#### Directions for this task:
State only the number of lines that include "Quick".

#### Items:
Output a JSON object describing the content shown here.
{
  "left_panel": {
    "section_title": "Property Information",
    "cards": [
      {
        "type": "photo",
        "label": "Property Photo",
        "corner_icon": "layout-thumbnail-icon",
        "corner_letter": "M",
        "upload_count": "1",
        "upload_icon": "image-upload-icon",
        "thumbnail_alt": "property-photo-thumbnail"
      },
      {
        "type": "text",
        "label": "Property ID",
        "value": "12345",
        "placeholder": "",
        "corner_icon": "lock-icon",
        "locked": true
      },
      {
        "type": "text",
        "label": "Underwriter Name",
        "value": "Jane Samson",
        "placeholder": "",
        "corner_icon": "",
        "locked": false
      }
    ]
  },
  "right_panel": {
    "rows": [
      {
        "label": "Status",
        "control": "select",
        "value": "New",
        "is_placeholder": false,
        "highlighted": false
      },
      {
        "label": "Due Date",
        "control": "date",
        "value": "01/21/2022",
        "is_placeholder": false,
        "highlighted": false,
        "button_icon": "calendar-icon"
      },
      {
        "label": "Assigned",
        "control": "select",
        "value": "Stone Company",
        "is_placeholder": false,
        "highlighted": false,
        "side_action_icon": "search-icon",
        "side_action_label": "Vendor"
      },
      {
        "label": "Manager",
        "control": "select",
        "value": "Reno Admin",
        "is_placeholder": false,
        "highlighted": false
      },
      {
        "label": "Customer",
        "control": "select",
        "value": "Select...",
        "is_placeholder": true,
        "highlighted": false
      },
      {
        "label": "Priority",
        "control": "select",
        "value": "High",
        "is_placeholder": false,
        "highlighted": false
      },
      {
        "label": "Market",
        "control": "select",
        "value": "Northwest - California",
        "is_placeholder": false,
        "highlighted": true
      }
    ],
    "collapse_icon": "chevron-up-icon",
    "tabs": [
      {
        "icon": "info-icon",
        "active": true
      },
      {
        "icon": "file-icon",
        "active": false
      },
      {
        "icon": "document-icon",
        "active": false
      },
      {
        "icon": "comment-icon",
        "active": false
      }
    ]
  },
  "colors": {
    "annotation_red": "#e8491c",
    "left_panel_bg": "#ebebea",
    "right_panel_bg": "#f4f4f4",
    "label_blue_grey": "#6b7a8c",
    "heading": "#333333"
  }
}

==

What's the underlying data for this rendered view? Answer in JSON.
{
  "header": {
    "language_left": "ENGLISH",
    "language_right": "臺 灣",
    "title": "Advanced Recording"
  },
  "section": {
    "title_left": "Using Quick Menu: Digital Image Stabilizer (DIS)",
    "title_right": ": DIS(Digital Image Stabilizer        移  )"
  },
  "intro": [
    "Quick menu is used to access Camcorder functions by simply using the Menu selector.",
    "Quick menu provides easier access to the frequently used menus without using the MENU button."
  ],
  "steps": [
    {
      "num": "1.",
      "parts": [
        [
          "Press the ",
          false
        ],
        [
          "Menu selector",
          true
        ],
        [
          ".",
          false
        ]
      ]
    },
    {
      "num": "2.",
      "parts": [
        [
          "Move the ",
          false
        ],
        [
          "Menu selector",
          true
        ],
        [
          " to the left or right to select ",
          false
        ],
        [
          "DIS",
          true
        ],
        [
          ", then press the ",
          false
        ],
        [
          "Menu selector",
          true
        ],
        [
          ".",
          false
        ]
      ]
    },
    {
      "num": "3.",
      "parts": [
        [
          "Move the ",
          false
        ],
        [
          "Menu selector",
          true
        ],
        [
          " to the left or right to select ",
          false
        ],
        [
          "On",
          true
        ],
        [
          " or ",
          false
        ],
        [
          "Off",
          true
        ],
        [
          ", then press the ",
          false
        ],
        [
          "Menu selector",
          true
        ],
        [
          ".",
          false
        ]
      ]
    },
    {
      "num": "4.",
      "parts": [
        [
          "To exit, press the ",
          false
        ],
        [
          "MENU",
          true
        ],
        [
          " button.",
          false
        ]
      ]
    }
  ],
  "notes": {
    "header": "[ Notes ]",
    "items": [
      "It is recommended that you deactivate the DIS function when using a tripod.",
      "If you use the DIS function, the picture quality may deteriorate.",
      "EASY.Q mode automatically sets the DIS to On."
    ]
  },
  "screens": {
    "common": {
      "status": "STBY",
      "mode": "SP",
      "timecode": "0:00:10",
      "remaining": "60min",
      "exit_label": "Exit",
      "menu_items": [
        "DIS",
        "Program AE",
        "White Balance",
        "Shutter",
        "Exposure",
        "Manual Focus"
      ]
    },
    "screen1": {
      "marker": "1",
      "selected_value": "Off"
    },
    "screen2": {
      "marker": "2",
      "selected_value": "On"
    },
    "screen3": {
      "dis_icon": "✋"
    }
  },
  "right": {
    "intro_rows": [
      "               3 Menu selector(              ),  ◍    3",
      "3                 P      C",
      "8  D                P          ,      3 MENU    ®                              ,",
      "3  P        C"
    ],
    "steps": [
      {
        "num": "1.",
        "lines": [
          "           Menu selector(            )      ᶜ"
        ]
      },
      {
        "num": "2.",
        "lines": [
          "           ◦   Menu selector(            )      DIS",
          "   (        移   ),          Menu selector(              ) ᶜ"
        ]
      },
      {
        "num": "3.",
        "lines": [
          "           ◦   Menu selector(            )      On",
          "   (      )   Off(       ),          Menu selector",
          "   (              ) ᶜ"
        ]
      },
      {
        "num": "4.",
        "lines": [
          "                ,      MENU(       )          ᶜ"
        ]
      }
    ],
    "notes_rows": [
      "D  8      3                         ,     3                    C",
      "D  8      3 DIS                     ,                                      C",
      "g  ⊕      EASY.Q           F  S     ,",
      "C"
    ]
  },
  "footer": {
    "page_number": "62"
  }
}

#### Written answer:
3